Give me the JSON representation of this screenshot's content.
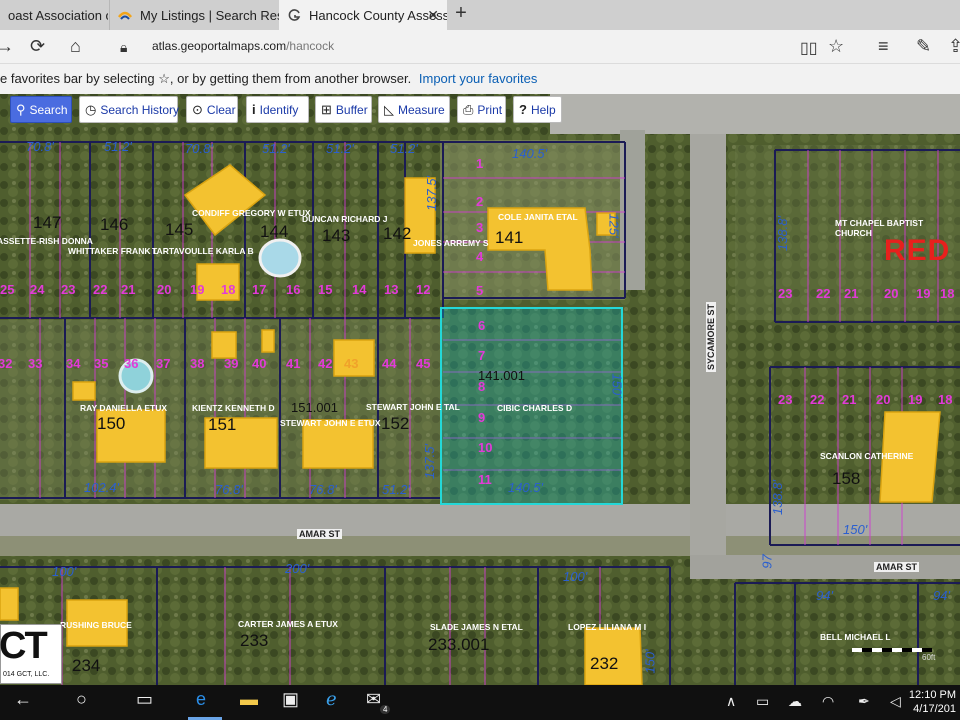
{
  "browser": {
    "tabs": [
      {
        "title": "oast Association of Re"
      },
      {
        "title": "My Listings | Search Results"
      },
      {
        "title": "Hancock County Assess"
      }
    ],
    "url_host": "atlas.geoportalmaps.com",
    "url_path": "/hancock",
    "favorites_message": "e favorites bar by selecting ☆, or by getting them from another browser.",
    "import_link": "Import your favorites"
  },
  "toolbar": {
    "search": "Search",
    "search_history": "Search History",
    "clear": "Clear",
    "identify": "Identify",
    "buffer": "Buffer",
    "measure": "Measure",
    "print": "Print",
    "help": "Help"
  },
  "map": {
    "streets": [
      "AMAR ST",
      "AMAR ST",
      "SYCAMORE ST"
    ],
    "owners": [
      "ASSETTE-RISH DONNA",
      "WHITTAKER FRANK L",
      "TARTAVOULLE KARLA B",
      "CONDIFF GREGORY W ETUX",
      "DUNCAN RICHARD J",
      "JONES ARREMY S",
      "COLE JANITA ETAL",
      "MT CHAPEL BAPTIST CHURCH",
      "RAY DANIELLA ETUX",
      "KIENTZ KENNETH D",
      "STEWART JOHN E ETUX",
      "STEWART JOHN E TAL",
      "CIBIC CHARLES D",
      "SCANLON CATHERINE",
      "RUSHING BRUCE",
      "CARTER JAMES A ETUX",
      "SLADE JAMES N ETAL",
      "LOPEZ LILIANA M I",
      "BELL MICHAEL L"
    ],
    "parcels": [
      "147",
      "146",
      "145",
      "144",
      "143",
      "142",
      "141",
      "150",
      "151",
      "151.001",
      "152",
      "141.001",
      "158",
      "233",
      "233.001",
      "232",
      "234"
    ],
    "lots_row1": [
      "25",
      "24",
      "23",
      "22",
      "21",
      "20",
      "19",
      "18",
      "17",
      "16",
      "15",
      "14",
      "13",
      "12"
    ],
    "lots_row2": [
      "32",
      "33",
      "34",
      "35",
      "36",
      "37",
      "38",
      "39",
      "40",
      "41",
      "42",
      "43",
      "44",
      "45"
    ],
    "lots_141": [
      "1",
      "2",
      "3",
      "4",
      "5"
    ],
    "lots_141001": [
      "6",
      "7",
      "8",
      "9",
      "10",
      "11"
    ],
    "lots_church": [
      "23",
      "22",
      "21",
      "20",
      "19",
      "18"
    ],
    "lots_158": [
      "23",
      "22",
      "21",
      "20",
      "19",
      "18"
    ],
    "dimensions_top": [
      "70.8'",
      "51.2'",
      "70.8'",
      "51.2'",
      "51.2'",
      "51.2'",
      "140.5'"
    ],
    "dimensions_bottom": [
      "102.4'",
      "76.8'",
      "76.8'",
      "51.2'",
      "140.5'",
      "150'"
    ],
    "dimensions_misc": [
      "137.5'",
      "137.5'",
      "125'",
      "150'",
      "138.8'",
      "138.8'",
      "100'",
      "200'",
      "100'",
      "94'",
      "94'",
      "150'",
      "97"
    ],
    "red_label": "RED",
    "logo_text": "CT",
    "logo_sub": "014 GCT, LLC.",
    "scale_label": "60ft"
  },
  "taskbar": {
    "time": "12:10 PM",
    "date": "4/17/201",
    "mail_badge": "4"
  }
}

---*---

**Given exercise:** Copy out every line with the word "JOHN".

**Written solution:**
      "STEWART JOHN E ETUX",
      "STEWART JOHN E TAL",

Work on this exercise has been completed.